■ **Challenge**: How many of the lines here include "dass"? Answer with a single number.

■ **Saved entries**:

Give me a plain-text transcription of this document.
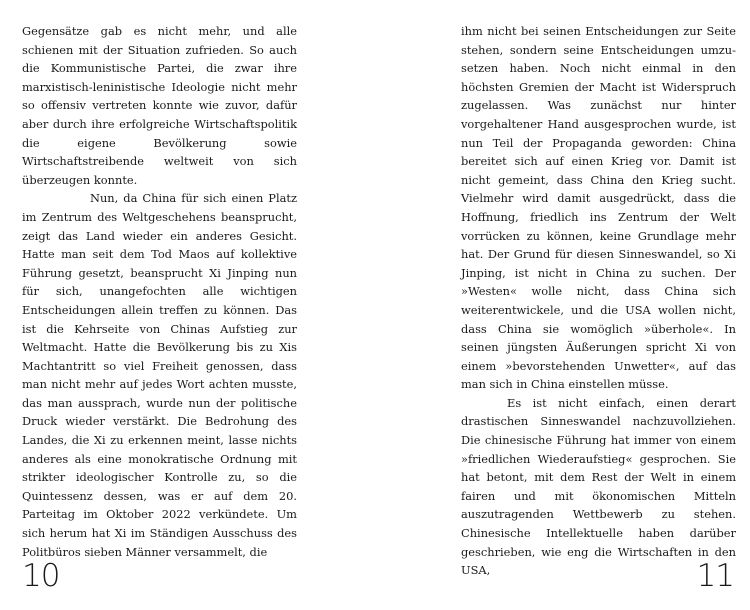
Gegensätze gab es nicht mehr, und alle schienen mit der Situation zufrieden. So auch die Kommunistische Partei, die zwar ihre marxistisch-leninistische Ideologie nicht mehr so offensiv vertreten konnte wie zuvor, dafür aber durch ihre erfolgreiche Wirtschaftspolitik die eigene Bevölkerung sowie Wirtschaftstreibende weltweit von sich überzeugen konnte.

Nun, da China für sich einen Platz im Zentrum des Weltgeschehens beansprucht, zeigt das Land wieder ein anderes Gesicht. Hatte man seit dem Tod Maos auf kollektive Führung gesetzt, beansprucht Xi Jinping nun für sich, unangefochten alle wichtigen Entscheidungen allein treffen zu können. Das ist die Kehrseite von Chinas Aufstieg zur Weltmacht. Hatte die Bevölkerung bis zu Xis Machtantritt so viel Freiheit genossen, dass man nicht mehr auf jedes Wort achten musste, das man aussprach, wurde nun der politische Druck wieder verstärkt. Die Bedrohung des Landes, die Xi zu erkennen meint, lasse nichts anderes als eine monokratische Ordnung mit strikter ideologischer Kontrolle zu, so die Quintessenz dessen, was er auf dem 20. Parteitag im Oktober 2022 verkündete. Um sich herum hat Xi im Ständigen Ausschuss des Politbüros sieben Männer versammelt, die

10

ihm nicht bei seinen Entscheidungen zur Seite stehen, sondern seine Entscheidungen umzusetzen haben. Noch nicht einmal in den höchsten Gremien der Macht ist Widerspruch zugelassen. Was zunächst nur hinter vorgehaltener Hand ausgesprochen wurde, ist nun Teil der Propaganda geworden: China bereitet sich auf einen Krieg vor. Damit ist nicht gemeint, dass China den Krieg sucht. Vielmehr wird damit ausgedrückt, dass die Hoffnung, friedlich ins Zentrum der Welt vorrücken zu können, keine Grundlage mehr hat. Der Grund für diesen Sinneswandel, so Xi Jinping, ist nicht in China zu suchen. Der »Westen« wolle nicht, dass China sich weiterentwickele, und die USA wollen nicht, dass China sie womöglich »überhole«. In seinen jüngsten Äußerungen spricht Xi von einem »bevorstehenden Unwetter«, auf das man sich in China einstellen müsse.

Es ist nicht einfach, einen derart drastischen Sinneswandel nachzuvollziehen. Die chinesische Führung hat immer von einem »friedlichen Wiederaufstieg« gesprochen. Sie hat betont, mit dem Rest der Welt in einem fairen und mit ökonomischen Mitteln auszutragenden Wettbewerb zu stehen. Chinesische Intellektuelle haben darüber geschrieben, wie eng die Wirtschaften in den USA,	11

■ **Completed task**: 2